- _REQUIRED WORK_: From the listing, collect all lines containing the word "name".

- _RECORDS PROVIDED_:

★ ★ ★

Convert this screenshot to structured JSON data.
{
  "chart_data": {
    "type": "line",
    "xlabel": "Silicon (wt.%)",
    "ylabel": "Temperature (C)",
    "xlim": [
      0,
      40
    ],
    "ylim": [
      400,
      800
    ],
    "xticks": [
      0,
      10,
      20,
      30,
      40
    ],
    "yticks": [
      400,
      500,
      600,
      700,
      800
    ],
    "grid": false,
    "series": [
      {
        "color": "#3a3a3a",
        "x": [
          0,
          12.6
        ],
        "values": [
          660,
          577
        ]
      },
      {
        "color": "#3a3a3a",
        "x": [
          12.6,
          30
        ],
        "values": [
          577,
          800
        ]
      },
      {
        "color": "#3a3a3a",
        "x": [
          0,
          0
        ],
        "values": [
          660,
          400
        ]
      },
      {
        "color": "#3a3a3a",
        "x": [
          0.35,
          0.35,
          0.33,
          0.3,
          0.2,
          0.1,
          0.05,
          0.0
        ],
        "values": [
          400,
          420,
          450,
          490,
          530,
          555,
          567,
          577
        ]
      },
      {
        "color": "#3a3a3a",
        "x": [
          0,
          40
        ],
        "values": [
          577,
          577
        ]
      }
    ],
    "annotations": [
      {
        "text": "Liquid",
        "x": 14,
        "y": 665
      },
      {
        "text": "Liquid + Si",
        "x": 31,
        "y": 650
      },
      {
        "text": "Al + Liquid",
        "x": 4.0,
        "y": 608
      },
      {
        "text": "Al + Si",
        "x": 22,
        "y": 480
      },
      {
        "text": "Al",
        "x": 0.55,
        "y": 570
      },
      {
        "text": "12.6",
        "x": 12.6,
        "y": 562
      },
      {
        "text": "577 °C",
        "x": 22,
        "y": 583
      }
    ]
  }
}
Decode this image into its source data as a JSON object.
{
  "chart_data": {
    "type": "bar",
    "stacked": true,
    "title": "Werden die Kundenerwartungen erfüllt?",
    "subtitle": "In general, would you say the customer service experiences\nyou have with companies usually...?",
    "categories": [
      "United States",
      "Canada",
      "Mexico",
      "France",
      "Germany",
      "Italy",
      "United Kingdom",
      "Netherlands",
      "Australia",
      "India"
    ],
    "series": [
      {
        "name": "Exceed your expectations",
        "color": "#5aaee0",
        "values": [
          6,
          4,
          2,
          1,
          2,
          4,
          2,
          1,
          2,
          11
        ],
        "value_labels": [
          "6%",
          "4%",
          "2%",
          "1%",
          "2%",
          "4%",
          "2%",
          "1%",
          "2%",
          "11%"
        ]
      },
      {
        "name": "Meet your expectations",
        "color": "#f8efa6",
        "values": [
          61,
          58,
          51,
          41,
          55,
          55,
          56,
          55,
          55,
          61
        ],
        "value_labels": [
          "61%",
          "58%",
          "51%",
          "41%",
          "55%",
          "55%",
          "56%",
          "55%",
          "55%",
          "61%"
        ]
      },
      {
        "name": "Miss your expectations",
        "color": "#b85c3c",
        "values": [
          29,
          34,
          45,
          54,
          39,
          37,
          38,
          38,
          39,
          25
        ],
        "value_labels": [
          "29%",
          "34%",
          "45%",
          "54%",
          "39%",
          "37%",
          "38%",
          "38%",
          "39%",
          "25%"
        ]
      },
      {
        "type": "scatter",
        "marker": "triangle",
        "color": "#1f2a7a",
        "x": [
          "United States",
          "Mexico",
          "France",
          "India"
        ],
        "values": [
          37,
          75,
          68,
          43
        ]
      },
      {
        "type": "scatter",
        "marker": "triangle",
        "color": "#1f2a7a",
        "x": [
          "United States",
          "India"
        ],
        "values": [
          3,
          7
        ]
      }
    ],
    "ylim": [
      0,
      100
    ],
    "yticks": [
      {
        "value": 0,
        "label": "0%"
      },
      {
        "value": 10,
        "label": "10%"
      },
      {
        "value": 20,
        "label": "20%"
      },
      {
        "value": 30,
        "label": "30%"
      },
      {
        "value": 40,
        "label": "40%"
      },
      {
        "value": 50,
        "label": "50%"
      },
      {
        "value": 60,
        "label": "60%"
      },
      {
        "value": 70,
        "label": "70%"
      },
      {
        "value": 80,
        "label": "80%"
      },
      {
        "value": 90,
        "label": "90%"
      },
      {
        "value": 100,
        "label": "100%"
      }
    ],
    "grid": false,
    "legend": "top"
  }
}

★ ★ ★

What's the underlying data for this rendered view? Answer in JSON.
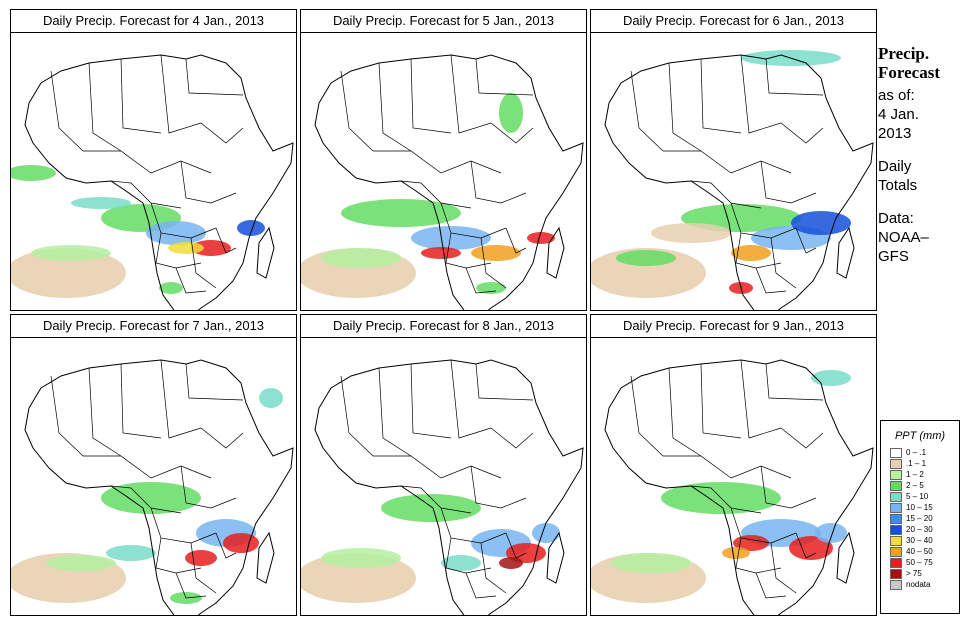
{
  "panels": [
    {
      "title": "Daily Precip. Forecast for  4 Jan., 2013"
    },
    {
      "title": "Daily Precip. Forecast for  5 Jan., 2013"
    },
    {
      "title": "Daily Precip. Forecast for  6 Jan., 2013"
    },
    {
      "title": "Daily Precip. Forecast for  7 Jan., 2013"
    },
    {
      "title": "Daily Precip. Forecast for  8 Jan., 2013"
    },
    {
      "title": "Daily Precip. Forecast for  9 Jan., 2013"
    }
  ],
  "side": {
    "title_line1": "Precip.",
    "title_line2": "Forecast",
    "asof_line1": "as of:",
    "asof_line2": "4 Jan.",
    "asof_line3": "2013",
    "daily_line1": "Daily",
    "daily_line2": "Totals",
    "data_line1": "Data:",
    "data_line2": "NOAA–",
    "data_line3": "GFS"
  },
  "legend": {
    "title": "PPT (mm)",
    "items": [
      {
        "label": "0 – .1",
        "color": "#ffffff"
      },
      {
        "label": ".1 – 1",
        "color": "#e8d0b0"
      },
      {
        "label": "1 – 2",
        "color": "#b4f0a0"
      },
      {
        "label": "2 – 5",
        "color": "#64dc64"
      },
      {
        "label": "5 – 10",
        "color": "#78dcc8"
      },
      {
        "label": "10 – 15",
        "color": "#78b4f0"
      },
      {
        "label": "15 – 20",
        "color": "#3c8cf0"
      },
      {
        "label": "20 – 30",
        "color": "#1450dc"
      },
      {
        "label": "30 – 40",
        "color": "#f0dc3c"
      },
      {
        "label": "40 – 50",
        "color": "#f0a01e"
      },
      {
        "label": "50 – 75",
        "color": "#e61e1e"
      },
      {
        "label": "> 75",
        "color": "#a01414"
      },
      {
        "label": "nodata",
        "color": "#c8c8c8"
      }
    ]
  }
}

★ ★ ★

- _RESULT FOR THIS TASK_:
        "name": "Exceed your expectations",
        "name": "Meet your expectations",
        "name": "Miss your expectations",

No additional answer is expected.